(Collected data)
┏━━

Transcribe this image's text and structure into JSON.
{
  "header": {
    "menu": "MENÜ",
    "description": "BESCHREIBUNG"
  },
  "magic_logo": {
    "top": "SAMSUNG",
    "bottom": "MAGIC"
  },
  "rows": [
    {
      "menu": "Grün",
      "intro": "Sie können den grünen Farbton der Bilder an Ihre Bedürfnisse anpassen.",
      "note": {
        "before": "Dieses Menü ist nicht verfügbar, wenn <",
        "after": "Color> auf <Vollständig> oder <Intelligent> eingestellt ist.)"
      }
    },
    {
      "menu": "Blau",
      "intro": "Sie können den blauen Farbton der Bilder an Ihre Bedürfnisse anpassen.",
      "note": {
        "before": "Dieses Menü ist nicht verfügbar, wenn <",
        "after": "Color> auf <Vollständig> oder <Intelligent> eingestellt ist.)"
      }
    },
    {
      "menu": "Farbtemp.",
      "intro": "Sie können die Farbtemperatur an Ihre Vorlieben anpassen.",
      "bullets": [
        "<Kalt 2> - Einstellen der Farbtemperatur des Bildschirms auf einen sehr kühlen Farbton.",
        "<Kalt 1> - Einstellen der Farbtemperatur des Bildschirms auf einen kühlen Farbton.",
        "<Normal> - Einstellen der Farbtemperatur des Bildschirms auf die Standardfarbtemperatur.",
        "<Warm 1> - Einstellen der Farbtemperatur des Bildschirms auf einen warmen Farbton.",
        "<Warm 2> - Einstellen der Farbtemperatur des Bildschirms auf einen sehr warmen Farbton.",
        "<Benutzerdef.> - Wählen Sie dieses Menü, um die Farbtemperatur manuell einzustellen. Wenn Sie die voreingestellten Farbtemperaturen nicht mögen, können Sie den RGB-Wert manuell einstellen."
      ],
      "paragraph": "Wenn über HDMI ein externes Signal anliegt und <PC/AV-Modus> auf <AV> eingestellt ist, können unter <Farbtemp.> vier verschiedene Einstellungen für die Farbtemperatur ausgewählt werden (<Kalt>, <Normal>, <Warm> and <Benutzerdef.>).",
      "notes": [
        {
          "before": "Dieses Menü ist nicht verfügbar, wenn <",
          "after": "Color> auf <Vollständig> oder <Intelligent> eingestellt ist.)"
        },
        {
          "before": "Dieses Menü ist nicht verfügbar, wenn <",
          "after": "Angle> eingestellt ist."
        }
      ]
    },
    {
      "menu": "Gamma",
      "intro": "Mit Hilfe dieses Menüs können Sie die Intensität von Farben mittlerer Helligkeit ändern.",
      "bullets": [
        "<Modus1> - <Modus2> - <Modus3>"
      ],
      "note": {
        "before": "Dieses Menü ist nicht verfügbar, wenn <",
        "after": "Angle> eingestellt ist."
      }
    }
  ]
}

┗━━
┏━━

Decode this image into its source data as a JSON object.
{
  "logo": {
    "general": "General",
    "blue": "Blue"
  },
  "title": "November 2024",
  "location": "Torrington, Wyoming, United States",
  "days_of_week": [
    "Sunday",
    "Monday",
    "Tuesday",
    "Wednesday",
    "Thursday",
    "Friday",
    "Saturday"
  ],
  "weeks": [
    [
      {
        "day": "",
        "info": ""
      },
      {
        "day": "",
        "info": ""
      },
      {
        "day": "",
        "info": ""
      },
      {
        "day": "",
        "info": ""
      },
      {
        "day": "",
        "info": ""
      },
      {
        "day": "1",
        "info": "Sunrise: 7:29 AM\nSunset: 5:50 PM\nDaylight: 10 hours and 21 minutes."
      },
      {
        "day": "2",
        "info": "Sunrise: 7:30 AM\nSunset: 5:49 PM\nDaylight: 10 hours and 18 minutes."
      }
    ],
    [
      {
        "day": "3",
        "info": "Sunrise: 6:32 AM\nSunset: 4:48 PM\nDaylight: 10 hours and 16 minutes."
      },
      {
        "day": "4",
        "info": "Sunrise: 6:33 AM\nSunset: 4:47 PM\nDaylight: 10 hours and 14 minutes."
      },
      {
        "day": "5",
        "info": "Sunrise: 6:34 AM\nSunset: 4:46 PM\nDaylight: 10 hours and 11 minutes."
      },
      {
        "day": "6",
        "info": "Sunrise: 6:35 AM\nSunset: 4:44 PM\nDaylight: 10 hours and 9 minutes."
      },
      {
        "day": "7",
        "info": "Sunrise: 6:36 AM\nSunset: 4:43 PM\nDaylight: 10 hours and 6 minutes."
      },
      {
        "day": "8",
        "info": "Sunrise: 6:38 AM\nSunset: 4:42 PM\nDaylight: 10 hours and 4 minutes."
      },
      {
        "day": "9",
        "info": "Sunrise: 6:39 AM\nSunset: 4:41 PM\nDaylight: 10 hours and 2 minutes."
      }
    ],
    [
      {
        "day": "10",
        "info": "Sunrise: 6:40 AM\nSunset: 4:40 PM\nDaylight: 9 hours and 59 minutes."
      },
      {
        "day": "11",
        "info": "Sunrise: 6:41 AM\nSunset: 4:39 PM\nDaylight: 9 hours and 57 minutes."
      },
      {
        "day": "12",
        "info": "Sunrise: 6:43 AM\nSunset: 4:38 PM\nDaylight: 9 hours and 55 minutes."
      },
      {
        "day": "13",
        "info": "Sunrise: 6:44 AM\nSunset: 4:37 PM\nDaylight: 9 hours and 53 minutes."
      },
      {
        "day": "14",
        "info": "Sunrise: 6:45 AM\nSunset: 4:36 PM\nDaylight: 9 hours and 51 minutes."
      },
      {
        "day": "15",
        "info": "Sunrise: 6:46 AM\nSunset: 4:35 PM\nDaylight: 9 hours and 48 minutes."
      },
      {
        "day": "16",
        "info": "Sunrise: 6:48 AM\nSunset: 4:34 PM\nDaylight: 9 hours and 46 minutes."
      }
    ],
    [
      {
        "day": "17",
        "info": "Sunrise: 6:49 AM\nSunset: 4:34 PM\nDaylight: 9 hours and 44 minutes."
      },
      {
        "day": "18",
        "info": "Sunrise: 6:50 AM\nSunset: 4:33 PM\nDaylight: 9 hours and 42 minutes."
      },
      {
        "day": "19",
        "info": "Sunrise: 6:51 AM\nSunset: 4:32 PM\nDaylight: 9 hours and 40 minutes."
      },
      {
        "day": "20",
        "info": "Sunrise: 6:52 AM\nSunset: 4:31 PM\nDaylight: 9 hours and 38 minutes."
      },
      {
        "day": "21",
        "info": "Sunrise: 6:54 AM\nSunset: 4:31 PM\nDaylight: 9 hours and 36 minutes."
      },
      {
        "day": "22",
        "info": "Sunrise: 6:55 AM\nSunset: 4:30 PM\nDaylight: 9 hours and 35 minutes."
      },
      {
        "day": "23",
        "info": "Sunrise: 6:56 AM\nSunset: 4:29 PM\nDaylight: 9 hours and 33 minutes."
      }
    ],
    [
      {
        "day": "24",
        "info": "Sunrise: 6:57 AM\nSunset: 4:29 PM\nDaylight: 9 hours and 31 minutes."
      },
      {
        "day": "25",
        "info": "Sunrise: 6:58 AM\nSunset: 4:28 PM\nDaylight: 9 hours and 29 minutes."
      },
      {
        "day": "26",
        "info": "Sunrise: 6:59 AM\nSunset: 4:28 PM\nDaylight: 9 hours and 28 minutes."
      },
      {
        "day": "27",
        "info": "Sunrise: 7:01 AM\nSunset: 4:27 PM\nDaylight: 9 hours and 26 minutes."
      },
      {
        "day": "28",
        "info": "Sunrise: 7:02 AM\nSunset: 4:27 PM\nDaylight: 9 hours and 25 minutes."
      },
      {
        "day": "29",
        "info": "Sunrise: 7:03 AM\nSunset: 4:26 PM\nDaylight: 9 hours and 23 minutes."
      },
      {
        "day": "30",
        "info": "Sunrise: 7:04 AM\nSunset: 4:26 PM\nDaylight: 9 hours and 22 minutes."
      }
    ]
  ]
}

┗━━

### [GOAL OF THE EXERCISE]
Of the lines in the listing above, how many hold the string "image"? Reply with the number only.

### [TASK RESULT]
2